[Stored items from a collection]
(begin)

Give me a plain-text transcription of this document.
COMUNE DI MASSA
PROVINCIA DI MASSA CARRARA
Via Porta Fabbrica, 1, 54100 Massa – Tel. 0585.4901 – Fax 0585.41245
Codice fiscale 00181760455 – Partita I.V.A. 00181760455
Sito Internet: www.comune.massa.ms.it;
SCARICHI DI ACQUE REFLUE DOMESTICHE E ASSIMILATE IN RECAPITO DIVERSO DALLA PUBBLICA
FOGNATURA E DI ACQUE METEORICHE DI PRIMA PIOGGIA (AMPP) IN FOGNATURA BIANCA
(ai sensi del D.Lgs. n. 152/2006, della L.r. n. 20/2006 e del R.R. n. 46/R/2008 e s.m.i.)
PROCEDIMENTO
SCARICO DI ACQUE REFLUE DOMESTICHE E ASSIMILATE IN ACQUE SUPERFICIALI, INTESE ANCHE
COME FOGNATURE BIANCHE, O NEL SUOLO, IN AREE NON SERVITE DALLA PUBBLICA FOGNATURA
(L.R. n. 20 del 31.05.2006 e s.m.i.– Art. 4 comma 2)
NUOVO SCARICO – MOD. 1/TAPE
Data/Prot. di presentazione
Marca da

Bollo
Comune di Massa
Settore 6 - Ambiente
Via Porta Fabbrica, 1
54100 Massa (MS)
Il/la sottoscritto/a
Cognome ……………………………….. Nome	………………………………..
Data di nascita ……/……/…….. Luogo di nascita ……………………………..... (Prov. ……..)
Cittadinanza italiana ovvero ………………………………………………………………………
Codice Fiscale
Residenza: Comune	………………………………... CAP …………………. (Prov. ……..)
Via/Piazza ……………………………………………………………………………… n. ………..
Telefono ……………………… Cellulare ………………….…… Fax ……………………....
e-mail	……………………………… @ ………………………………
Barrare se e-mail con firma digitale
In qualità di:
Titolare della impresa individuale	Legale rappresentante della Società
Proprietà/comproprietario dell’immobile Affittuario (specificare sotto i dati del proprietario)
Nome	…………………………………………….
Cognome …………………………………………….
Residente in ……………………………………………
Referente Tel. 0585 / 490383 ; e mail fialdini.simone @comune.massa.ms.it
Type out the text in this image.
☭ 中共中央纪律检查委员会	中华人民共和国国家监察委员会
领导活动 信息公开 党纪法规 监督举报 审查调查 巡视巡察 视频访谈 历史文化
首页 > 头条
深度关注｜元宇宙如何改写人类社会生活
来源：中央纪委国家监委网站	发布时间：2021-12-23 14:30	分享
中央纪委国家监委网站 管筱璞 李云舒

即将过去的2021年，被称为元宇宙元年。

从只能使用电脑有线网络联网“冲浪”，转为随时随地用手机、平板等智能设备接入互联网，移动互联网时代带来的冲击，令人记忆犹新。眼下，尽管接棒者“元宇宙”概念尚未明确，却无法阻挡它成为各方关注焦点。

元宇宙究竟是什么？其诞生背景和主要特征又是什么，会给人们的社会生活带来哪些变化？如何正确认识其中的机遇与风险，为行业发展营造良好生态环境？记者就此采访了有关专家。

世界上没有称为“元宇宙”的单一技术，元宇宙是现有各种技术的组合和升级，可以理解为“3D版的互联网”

(end)

__YOUR GOAL__. Where a line above includes "della", copy that line.

__TASK ANSWER__.
(ai sensi del D.Lgs. n. 152/2006, della L.r. n. 20/2006 e del R.R. n. 46/R/2008 e s.m.i.)
Titolare della impresa individuale	Legale rappresentante della Società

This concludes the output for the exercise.